::: DATA IN THIS EXERCISE :::
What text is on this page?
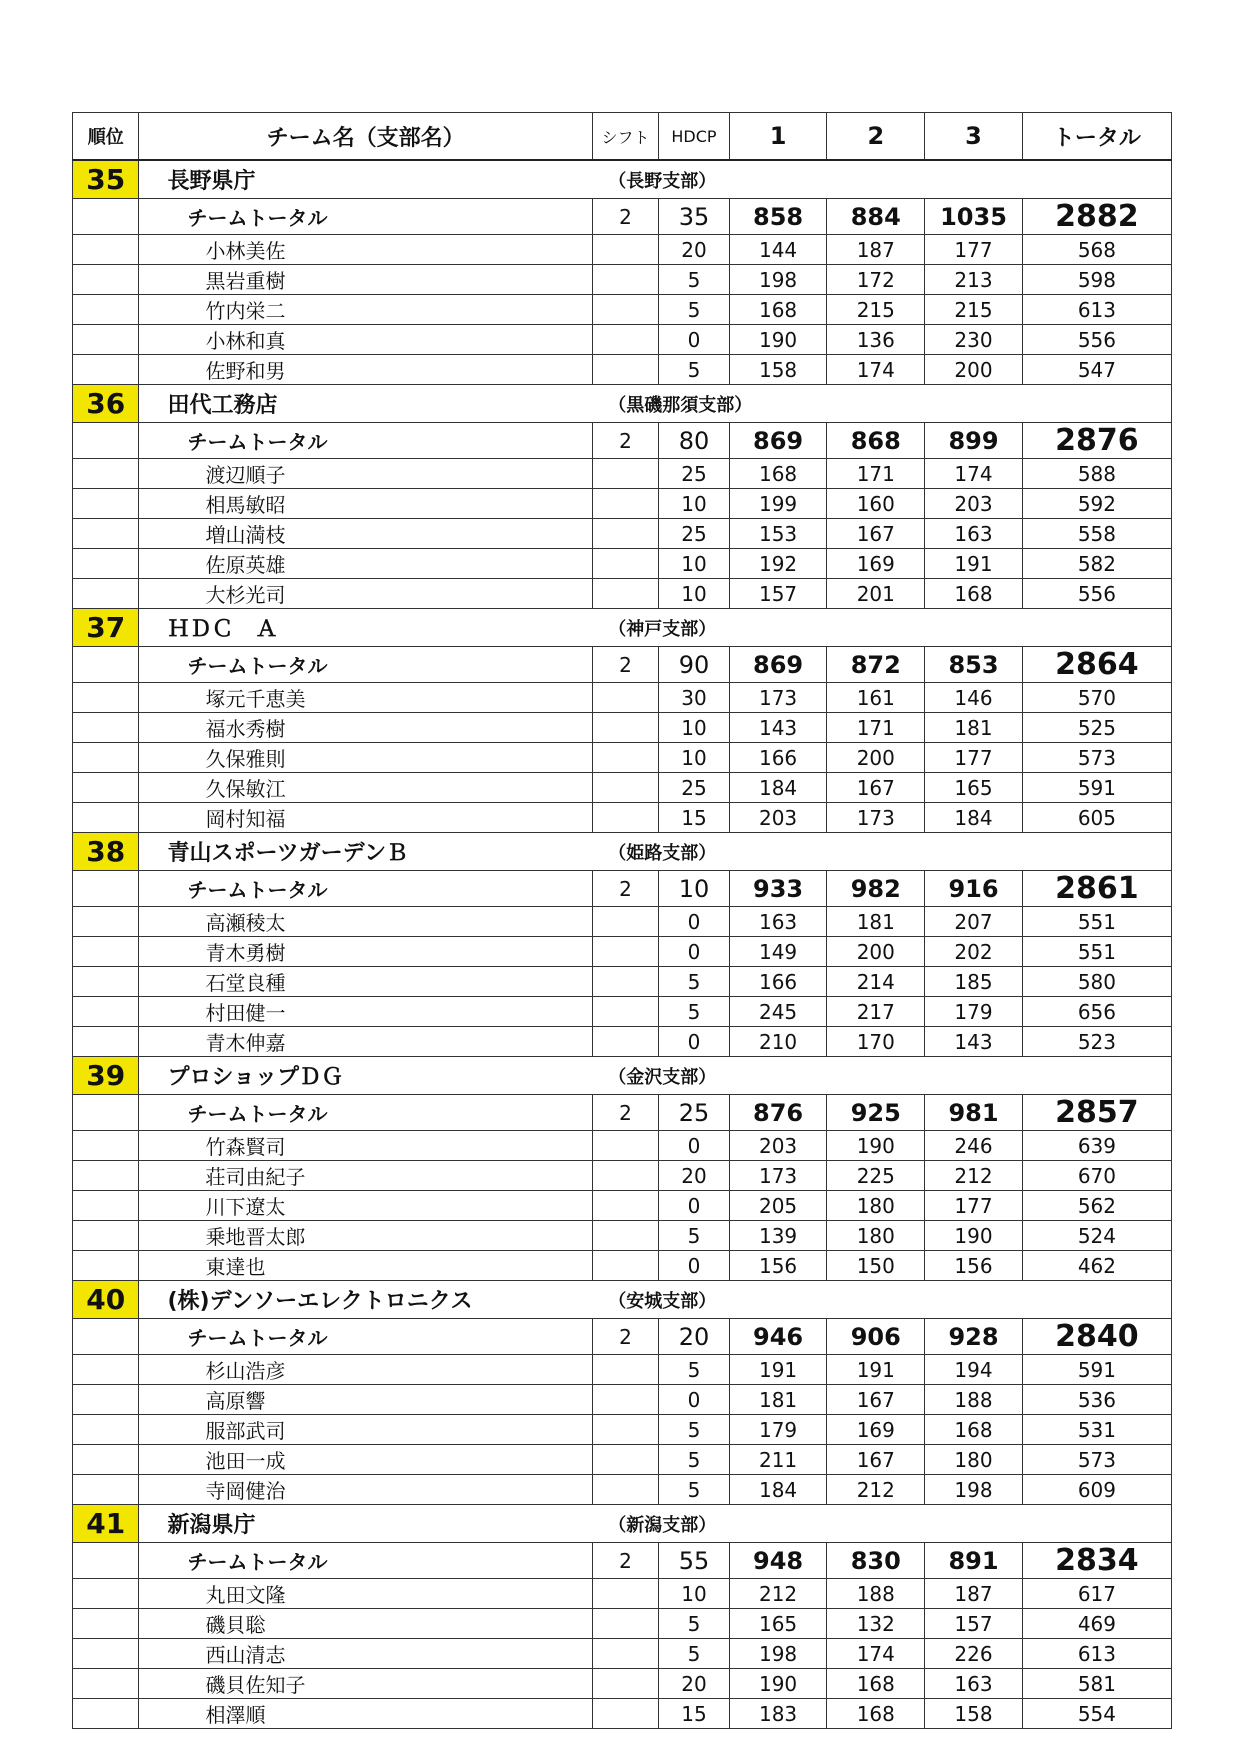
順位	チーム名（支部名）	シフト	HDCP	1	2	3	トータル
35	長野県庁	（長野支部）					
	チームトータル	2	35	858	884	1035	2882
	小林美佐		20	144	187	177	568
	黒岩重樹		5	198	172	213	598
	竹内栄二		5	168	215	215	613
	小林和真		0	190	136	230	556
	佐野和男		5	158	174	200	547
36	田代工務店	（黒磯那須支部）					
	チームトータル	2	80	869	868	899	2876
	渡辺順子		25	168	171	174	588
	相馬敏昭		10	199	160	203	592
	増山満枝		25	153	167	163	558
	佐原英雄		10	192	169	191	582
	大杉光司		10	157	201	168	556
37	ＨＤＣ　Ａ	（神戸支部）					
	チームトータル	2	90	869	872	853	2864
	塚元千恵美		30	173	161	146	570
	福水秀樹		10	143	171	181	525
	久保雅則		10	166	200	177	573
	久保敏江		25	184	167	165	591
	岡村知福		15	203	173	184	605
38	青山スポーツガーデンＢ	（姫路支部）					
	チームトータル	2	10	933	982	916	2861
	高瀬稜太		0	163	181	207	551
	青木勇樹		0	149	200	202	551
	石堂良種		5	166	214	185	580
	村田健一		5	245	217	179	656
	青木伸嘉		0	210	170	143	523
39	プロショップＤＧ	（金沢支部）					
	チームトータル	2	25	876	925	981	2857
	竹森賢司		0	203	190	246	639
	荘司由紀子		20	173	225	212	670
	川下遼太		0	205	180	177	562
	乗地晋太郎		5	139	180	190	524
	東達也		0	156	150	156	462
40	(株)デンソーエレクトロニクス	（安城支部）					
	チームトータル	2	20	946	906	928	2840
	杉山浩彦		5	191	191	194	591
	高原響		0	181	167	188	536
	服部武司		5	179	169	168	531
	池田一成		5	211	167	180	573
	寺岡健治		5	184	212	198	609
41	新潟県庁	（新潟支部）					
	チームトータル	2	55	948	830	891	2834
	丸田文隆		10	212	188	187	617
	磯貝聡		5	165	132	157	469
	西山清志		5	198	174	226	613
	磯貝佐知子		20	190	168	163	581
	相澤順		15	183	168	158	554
:::
::: DATA IN THIS EXERCISE :::
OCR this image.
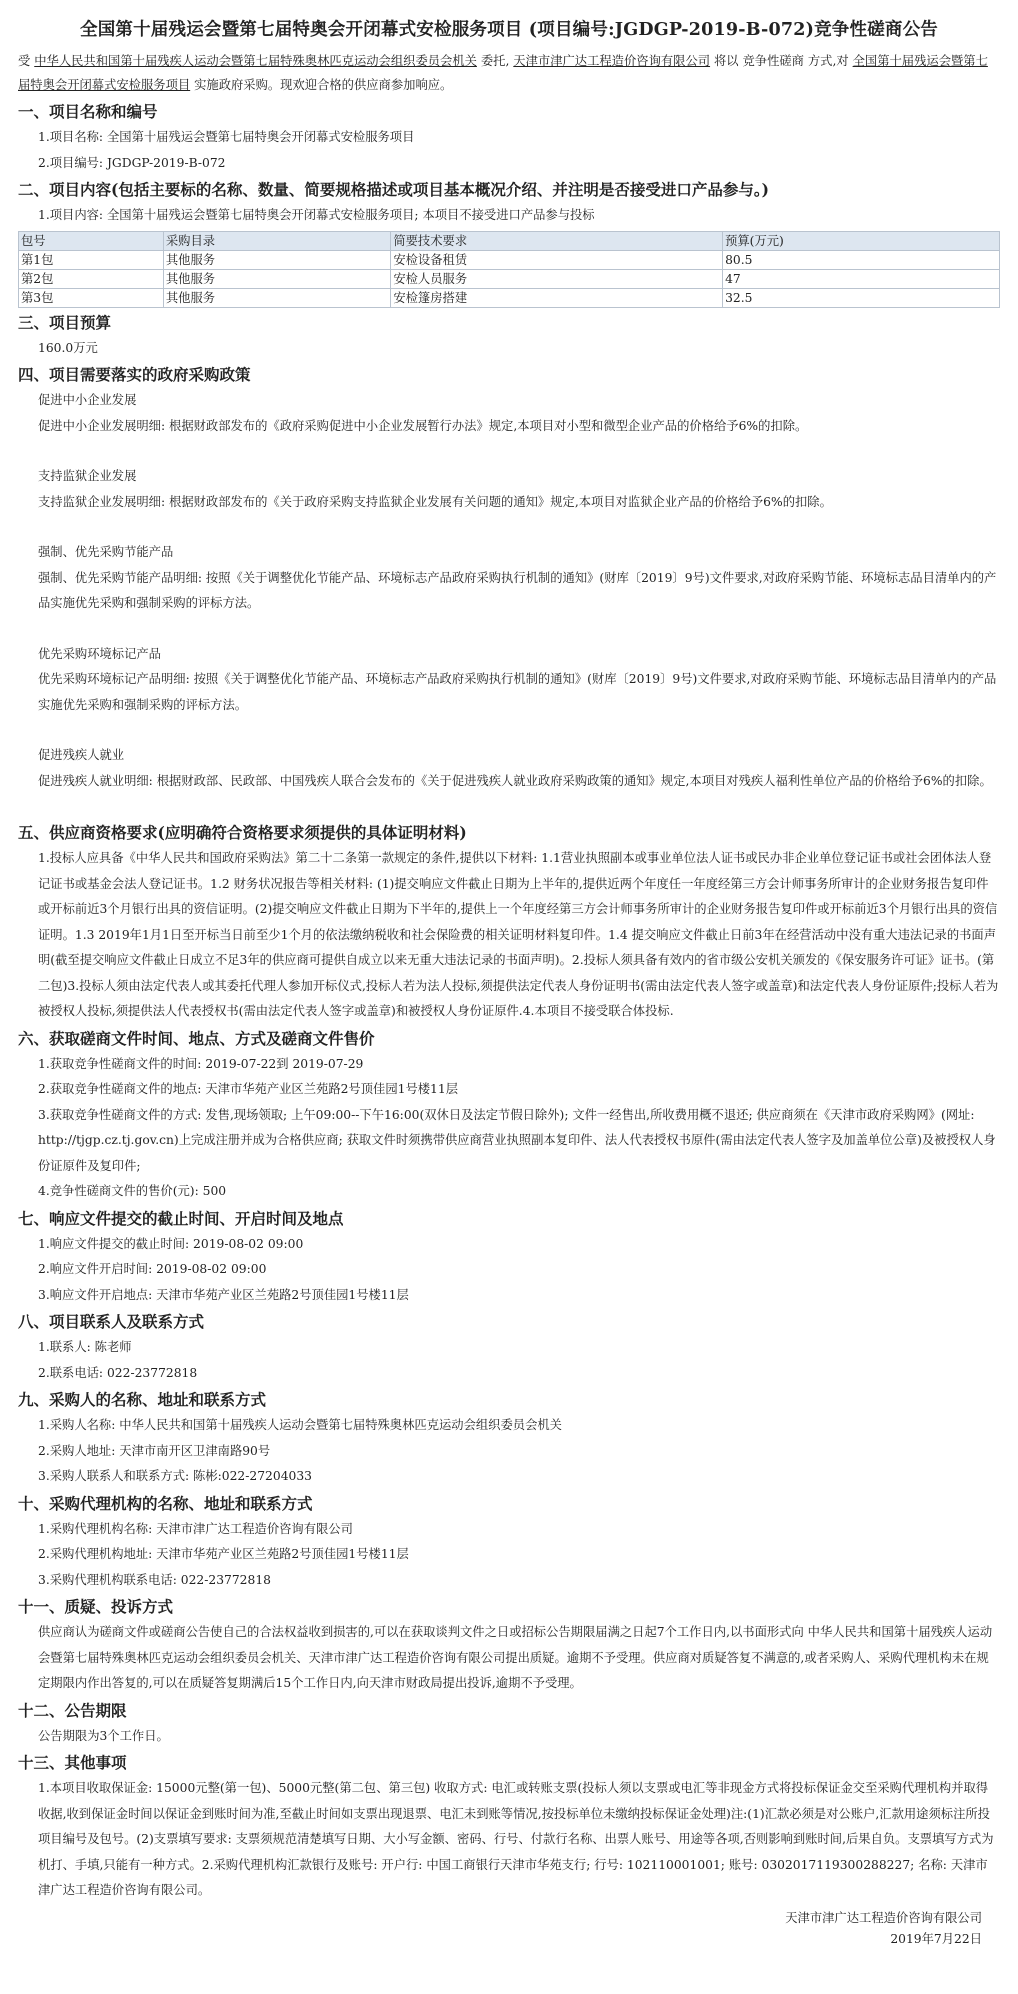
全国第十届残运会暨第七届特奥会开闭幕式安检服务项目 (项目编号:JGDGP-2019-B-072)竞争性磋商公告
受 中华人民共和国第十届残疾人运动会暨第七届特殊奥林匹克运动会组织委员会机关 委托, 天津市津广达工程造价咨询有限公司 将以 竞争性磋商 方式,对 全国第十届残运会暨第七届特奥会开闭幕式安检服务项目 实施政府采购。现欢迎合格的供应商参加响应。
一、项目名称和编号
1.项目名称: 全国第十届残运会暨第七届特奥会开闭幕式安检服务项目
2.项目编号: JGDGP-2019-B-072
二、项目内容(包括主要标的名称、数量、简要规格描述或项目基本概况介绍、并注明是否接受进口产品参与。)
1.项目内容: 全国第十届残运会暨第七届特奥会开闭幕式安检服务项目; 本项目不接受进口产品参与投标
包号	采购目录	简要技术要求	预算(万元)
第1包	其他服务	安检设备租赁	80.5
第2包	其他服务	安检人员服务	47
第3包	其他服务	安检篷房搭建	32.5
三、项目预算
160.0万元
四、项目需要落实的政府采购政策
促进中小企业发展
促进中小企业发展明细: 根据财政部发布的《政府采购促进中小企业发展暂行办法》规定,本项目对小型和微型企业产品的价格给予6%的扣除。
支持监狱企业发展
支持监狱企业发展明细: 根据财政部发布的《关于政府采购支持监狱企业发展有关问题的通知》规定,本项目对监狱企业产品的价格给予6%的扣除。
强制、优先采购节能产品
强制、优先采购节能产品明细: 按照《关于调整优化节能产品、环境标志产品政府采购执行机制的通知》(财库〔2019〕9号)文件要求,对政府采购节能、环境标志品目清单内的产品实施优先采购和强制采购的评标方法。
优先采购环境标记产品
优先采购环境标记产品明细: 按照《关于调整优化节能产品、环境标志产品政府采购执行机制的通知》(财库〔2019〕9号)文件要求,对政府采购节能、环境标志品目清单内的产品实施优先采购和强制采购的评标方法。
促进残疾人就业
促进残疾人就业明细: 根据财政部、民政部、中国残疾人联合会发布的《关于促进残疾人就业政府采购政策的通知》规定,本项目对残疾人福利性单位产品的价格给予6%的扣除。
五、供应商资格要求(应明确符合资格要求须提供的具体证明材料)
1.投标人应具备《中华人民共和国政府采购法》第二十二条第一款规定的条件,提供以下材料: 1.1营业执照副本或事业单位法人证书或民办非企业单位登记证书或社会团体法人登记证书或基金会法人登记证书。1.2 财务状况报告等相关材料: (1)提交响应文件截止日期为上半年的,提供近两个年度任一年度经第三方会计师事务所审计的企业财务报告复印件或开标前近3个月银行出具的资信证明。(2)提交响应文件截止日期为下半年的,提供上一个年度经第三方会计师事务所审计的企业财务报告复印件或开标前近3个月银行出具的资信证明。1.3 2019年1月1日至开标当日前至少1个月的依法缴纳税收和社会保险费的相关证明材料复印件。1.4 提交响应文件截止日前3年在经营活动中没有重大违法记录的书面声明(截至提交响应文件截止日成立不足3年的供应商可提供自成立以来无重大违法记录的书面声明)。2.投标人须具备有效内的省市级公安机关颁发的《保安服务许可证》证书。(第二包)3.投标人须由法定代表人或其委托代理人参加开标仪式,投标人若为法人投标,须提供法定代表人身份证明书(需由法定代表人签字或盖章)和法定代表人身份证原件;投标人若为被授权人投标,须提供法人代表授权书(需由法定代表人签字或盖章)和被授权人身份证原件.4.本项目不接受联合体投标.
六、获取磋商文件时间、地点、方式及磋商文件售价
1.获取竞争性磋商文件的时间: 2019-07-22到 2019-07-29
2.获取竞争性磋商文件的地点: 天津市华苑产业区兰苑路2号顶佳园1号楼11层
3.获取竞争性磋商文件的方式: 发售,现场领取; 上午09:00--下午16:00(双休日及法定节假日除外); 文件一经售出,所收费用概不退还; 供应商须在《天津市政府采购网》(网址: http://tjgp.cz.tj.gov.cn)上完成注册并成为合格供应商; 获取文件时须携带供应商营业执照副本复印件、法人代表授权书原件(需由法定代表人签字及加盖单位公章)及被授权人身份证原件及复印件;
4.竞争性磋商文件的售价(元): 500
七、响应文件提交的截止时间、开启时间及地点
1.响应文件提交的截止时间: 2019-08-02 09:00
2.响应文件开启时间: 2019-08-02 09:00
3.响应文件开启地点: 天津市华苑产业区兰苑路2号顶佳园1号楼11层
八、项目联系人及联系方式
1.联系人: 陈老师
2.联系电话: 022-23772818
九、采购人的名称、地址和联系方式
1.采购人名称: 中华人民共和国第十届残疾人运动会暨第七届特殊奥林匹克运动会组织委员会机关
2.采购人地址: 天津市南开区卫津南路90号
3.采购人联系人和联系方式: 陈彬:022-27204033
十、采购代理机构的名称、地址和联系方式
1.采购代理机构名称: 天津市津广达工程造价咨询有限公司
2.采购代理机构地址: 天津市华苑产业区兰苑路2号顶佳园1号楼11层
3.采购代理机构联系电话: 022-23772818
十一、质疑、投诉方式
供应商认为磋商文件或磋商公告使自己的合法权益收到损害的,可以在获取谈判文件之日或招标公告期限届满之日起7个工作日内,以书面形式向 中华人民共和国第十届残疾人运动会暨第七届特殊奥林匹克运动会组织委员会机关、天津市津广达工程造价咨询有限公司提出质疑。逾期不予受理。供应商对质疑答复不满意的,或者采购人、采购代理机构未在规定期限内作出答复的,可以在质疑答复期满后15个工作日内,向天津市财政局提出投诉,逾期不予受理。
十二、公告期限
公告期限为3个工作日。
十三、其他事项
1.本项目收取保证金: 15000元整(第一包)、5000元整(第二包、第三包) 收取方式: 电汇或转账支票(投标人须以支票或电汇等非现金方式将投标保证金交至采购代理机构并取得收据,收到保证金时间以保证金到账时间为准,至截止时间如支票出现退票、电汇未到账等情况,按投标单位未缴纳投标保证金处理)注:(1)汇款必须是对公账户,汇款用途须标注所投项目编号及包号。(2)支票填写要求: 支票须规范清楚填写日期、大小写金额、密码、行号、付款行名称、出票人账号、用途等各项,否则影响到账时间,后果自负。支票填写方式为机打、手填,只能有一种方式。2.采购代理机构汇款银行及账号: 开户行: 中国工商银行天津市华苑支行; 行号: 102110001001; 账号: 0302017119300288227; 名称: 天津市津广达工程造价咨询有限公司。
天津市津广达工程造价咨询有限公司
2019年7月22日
:::
WORK REQUIRED: Isolate each line of the listing above that includes "对政府采购节能". Copy it.

ANSWER TO THE PROBLEM:
强制、优先采购节能产品明细: 按照《关于调整优化节能产品、环境标志产品政府采购执行机制的通知》(财库〔2019〕9号)文件要求,对政府采购节能、环境标志品目清单内的产品实施优先采购和强制采购的评标方法。
优先采购环境标记产品明细: 按照《关于调整优化节能产品、环境标志产品政府采购执行机制的通知》(财库〔2019〕9号)文件要求,对政府采购节能、环境标志品目清单内的产品实施优先采购和强制采购的评标方法。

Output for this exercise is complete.